→ Set problem: Every line that holds "kicker" should be shown.

^^^^^^^^

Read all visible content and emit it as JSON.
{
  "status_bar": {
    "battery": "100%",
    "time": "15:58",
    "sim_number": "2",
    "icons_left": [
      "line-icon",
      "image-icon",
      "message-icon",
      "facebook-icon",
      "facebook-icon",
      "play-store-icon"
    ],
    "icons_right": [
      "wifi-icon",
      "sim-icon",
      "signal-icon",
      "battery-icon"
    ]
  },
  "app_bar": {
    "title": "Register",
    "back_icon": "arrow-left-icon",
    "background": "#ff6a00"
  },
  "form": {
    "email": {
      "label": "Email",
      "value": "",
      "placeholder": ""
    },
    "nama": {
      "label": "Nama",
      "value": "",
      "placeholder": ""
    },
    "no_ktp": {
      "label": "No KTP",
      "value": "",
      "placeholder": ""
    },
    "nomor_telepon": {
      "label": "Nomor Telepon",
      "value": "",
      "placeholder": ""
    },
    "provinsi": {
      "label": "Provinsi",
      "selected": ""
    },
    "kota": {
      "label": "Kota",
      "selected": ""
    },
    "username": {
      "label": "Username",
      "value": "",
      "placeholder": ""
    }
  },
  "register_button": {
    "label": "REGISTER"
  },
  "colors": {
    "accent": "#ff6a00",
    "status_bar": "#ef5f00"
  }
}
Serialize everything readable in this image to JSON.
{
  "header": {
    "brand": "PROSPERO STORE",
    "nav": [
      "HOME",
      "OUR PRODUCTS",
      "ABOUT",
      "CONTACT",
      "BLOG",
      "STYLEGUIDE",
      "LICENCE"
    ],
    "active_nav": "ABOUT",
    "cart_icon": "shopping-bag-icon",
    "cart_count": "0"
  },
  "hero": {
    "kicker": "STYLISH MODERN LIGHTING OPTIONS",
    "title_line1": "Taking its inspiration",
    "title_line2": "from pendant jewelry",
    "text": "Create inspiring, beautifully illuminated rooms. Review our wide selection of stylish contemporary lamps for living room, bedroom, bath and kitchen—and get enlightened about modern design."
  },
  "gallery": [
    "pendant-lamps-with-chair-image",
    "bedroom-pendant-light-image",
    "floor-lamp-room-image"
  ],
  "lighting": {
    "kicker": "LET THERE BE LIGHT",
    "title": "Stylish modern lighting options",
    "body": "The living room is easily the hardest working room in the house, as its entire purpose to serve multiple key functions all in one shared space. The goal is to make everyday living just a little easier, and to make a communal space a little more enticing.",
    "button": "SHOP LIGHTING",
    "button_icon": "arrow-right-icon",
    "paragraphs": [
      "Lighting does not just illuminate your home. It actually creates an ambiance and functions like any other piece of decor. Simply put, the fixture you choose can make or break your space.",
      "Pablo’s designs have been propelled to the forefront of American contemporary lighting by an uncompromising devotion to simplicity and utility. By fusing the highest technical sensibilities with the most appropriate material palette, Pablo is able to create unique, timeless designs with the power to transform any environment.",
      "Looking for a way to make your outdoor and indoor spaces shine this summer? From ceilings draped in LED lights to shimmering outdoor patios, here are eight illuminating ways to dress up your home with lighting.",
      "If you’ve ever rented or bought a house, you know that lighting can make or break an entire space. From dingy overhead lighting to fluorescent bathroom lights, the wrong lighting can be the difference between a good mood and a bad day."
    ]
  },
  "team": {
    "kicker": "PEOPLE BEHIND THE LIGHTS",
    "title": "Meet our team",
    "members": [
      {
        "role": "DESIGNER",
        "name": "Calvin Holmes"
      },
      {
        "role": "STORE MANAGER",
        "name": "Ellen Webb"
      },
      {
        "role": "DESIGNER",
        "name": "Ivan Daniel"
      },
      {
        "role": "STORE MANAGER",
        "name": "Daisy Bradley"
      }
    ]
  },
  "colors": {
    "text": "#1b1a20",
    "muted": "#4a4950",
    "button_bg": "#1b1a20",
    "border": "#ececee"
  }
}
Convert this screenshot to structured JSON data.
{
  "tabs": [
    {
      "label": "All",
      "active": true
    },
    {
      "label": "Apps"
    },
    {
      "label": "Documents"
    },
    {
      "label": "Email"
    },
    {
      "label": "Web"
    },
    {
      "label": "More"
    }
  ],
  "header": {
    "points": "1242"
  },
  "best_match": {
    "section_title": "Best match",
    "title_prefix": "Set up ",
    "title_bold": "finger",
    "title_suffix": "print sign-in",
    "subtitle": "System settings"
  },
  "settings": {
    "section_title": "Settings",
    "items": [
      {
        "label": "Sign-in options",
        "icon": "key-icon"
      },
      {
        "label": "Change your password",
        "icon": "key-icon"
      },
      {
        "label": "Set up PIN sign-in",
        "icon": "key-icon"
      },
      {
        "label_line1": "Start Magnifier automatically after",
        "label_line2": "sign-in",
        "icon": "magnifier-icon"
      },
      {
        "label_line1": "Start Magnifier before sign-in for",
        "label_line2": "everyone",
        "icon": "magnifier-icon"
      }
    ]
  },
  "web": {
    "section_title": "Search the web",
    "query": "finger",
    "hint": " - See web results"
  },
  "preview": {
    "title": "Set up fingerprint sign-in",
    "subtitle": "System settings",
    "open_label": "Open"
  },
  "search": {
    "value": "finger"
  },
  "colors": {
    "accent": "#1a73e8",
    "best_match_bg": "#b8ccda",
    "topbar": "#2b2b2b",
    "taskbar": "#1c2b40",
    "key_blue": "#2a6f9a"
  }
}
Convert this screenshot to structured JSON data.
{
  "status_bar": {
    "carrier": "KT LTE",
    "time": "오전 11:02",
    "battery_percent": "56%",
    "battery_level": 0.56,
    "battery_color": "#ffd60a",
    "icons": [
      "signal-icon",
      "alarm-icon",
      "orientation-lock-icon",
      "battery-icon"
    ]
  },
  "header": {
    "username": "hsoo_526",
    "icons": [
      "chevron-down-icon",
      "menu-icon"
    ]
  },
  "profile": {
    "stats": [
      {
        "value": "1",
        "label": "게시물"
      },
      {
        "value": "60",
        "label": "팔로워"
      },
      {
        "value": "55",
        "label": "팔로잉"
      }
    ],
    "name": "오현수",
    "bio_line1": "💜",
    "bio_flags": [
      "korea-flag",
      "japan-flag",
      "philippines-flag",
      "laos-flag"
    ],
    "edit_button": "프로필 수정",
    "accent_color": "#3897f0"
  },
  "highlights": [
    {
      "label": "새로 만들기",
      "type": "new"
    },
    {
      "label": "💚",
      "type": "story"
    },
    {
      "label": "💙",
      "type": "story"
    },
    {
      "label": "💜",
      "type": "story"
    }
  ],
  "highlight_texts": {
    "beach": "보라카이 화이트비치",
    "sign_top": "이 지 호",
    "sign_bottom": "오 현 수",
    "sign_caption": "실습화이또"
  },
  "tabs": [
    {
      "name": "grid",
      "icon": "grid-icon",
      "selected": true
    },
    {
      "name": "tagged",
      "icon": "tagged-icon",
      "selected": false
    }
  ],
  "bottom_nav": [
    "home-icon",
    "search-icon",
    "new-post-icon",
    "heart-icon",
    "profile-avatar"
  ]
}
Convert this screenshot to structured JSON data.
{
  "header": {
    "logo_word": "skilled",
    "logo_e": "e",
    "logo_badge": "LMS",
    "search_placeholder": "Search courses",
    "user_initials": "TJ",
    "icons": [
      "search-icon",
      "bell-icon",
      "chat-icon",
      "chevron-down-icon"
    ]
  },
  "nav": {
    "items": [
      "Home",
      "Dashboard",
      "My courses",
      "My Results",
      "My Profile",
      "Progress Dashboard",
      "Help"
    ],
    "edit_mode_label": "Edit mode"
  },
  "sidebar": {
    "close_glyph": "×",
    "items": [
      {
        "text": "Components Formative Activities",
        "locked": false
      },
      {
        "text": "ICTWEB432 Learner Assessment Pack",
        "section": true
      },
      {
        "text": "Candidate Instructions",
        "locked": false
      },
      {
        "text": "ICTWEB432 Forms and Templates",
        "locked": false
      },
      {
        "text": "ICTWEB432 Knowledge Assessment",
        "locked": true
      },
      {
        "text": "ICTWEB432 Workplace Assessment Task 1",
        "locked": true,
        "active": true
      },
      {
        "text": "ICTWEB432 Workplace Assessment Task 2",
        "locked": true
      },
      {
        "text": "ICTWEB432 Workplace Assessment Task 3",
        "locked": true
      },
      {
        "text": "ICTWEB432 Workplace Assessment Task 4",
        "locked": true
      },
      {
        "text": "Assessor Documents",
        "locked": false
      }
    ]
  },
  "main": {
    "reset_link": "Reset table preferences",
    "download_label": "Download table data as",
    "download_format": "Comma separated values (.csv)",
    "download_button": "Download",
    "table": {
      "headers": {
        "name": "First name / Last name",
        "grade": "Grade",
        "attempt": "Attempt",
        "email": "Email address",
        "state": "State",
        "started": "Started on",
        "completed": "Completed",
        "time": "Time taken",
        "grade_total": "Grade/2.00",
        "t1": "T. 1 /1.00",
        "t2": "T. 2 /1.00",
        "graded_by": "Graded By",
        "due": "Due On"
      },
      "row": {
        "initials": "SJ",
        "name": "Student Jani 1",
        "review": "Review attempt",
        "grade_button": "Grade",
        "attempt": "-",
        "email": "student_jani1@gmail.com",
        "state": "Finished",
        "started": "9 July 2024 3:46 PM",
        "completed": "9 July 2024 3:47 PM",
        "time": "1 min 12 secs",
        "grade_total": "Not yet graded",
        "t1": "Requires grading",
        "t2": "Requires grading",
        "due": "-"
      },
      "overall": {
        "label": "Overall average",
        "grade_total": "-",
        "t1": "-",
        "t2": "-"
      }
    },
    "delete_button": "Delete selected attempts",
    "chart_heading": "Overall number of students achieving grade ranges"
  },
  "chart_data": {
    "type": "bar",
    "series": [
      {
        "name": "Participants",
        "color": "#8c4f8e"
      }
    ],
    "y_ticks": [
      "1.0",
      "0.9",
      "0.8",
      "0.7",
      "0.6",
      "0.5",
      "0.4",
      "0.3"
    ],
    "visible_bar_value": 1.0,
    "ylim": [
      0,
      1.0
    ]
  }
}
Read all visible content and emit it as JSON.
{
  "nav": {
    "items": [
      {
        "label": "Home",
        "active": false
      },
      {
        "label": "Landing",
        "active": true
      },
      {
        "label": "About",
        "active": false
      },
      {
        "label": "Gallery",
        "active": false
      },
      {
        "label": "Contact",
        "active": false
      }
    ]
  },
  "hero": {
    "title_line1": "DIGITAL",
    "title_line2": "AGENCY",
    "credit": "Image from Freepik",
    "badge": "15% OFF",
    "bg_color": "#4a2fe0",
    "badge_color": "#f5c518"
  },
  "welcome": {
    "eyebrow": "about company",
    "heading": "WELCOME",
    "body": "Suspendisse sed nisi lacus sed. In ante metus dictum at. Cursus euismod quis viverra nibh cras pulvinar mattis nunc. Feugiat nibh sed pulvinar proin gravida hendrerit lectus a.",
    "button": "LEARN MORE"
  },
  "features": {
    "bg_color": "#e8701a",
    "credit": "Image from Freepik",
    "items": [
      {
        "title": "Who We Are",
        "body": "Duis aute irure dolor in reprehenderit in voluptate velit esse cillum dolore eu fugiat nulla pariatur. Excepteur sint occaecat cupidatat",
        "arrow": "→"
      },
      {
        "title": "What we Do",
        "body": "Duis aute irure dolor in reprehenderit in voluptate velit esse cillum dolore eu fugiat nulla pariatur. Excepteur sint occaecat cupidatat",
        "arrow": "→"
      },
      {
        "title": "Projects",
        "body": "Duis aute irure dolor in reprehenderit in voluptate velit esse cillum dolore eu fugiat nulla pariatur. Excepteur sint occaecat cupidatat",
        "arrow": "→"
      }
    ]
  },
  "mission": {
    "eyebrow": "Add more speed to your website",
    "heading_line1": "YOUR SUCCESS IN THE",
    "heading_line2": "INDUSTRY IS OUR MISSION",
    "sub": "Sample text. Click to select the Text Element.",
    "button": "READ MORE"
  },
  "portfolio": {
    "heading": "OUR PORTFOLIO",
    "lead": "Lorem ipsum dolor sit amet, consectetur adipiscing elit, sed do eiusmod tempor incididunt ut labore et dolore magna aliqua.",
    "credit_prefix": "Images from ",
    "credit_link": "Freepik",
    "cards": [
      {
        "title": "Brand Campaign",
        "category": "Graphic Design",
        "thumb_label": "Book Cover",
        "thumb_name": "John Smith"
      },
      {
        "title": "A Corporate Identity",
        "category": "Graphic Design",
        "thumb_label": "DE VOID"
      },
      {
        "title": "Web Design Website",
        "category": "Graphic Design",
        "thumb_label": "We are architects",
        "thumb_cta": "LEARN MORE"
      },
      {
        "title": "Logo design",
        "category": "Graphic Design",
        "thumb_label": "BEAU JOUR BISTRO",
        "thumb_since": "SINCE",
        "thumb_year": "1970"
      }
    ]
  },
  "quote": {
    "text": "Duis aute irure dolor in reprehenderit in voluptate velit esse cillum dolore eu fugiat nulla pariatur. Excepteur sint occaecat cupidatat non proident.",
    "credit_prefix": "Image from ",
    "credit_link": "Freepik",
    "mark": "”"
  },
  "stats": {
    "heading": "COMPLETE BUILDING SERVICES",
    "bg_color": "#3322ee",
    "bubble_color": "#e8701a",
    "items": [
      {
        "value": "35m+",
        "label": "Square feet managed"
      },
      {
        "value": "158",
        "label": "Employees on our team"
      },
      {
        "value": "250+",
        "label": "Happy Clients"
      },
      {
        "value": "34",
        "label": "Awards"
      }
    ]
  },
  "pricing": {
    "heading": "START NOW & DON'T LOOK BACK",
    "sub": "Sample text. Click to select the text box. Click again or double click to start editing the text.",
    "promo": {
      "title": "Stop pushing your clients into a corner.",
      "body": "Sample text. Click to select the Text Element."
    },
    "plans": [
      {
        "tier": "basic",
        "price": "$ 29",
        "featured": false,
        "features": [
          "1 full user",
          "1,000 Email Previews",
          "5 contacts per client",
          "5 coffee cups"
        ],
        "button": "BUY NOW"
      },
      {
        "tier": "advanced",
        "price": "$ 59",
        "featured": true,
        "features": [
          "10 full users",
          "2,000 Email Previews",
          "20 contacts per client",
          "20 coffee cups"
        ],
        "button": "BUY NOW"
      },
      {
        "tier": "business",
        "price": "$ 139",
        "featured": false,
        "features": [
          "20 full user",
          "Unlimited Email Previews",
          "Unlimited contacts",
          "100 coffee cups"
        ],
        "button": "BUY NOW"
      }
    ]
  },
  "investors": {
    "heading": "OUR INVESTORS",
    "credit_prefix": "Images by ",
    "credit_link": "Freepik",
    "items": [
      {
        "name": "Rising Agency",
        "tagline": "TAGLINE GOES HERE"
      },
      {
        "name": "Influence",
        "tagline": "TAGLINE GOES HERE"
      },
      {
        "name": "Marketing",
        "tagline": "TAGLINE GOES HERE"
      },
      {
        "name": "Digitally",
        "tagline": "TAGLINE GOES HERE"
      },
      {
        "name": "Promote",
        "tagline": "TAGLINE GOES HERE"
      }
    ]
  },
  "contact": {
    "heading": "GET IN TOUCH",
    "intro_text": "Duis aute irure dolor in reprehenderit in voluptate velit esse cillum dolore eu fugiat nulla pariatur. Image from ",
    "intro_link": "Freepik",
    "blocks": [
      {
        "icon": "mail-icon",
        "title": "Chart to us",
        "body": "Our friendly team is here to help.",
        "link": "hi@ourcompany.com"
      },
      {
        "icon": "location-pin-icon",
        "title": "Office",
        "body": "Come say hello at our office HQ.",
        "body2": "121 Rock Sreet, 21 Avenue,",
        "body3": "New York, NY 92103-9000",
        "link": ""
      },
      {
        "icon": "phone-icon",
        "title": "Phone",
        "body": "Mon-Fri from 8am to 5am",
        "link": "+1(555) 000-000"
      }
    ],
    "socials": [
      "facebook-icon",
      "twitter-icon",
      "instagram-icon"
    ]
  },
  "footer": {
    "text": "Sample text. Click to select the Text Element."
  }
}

^^^^^^^^

→ Final result:
    "kicker": "STYLISH MODERN LIGHTING OPTIONS",
    "kicker": "LET THERE BE LIGHT",
    "kicker": "PEOPLE BEHIND THE LIGHTS",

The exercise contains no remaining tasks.